== Instruction ==
Among the lines of these entries, how many hold the word "tomorrow"? State only the number.

Stored data
┄┄┄┄┄┄
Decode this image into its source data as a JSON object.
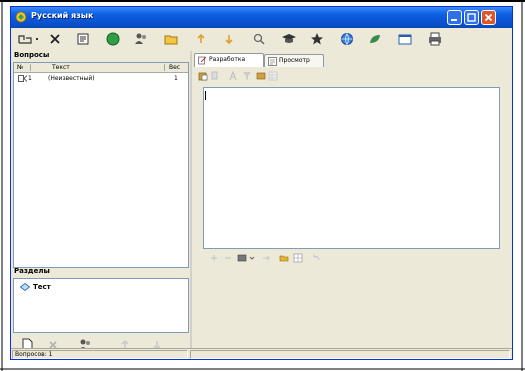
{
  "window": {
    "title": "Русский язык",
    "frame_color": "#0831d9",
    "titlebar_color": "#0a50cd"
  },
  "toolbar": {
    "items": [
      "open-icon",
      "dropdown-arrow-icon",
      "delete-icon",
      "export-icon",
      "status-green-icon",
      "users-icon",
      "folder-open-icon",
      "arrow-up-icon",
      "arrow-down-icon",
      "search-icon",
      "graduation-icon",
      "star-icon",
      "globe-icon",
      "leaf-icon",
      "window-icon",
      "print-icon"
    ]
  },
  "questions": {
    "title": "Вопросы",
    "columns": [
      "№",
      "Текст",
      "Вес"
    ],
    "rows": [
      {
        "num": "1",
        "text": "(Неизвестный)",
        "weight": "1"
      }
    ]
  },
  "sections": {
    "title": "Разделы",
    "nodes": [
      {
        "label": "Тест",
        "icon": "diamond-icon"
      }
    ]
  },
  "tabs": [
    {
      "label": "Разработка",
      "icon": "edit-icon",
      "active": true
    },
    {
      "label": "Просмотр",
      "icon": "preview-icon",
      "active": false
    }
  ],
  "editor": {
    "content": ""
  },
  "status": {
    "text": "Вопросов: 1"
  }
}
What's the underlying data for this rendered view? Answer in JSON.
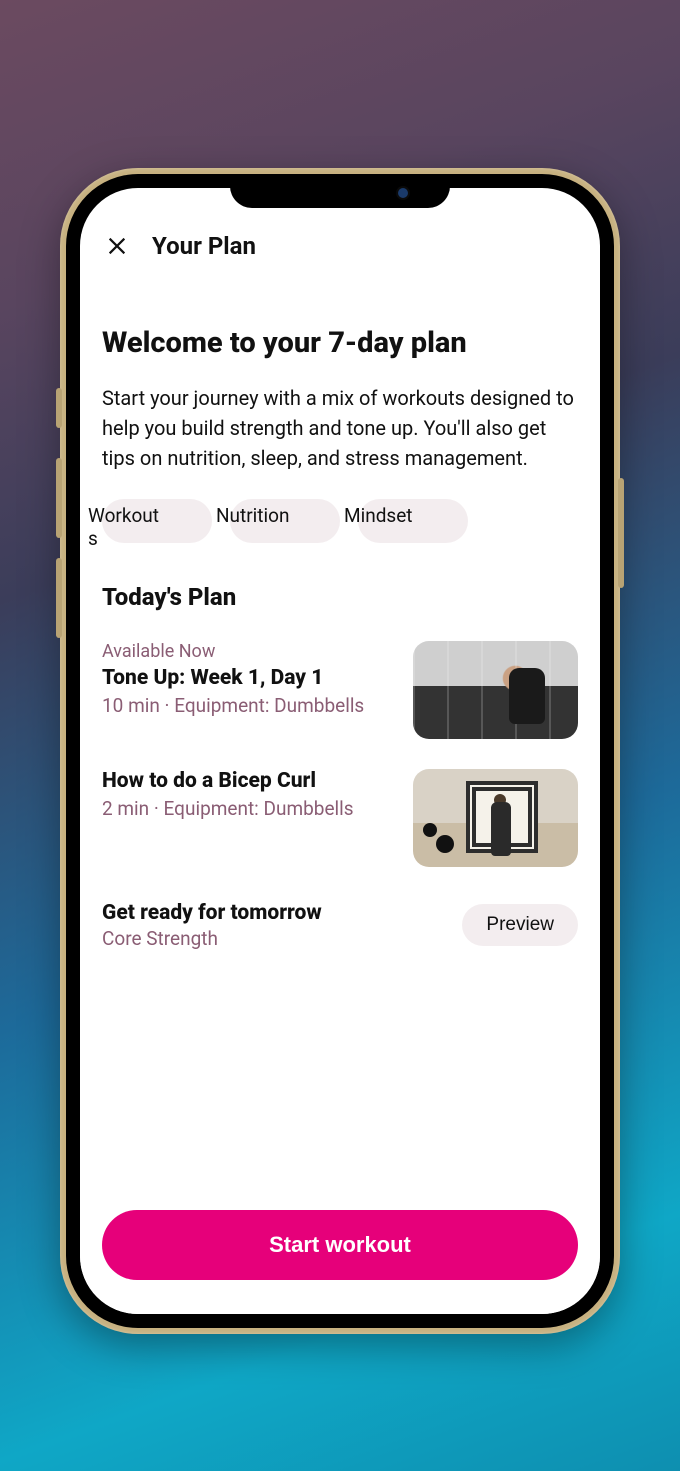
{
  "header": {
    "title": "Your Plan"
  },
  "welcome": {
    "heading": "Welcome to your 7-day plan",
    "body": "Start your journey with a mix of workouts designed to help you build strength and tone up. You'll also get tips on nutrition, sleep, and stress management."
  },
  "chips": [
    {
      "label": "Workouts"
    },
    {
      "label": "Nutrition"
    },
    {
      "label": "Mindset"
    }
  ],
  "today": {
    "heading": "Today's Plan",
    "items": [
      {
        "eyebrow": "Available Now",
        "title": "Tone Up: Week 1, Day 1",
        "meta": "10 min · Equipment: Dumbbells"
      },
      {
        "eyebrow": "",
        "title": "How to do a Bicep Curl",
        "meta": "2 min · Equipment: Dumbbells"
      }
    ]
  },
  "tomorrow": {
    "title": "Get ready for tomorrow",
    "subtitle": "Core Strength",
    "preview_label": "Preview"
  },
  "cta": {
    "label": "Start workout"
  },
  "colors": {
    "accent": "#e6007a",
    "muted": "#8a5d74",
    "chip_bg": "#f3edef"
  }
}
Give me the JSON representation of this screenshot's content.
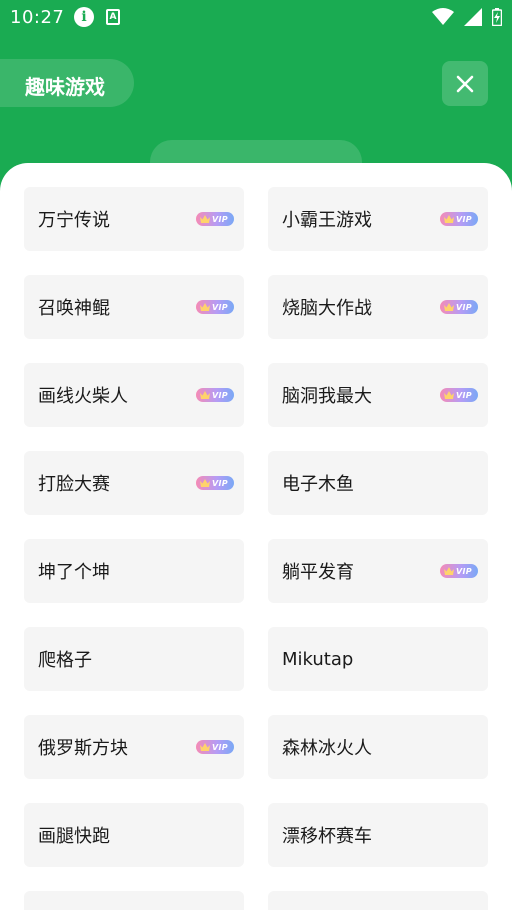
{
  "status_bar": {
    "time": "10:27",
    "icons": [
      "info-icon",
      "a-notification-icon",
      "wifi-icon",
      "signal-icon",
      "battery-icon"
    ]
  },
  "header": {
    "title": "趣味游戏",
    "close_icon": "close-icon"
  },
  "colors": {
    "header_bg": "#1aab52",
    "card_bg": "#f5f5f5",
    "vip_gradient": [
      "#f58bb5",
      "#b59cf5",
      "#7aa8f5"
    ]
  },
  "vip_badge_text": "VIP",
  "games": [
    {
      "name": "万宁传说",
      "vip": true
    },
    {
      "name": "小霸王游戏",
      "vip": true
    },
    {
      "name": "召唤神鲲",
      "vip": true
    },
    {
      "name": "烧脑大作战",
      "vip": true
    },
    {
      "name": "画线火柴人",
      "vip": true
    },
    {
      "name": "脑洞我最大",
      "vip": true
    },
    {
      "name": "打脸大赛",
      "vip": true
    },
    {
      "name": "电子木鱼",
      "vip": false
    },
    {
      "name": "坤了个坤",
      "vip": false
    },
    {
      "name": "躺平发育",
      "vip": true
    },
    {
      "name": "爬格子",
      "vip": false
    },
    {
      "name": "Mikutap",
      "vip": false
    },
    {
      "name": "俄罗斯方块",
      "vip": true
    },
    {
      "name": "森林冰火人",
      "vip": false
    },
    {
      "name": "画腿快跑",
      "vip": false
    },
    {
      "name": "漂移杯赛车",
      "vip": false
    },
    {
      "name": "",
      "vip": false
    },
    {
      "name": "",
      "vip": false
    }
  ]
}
┄┄┄┄┄┄
== Exercise solution ==
2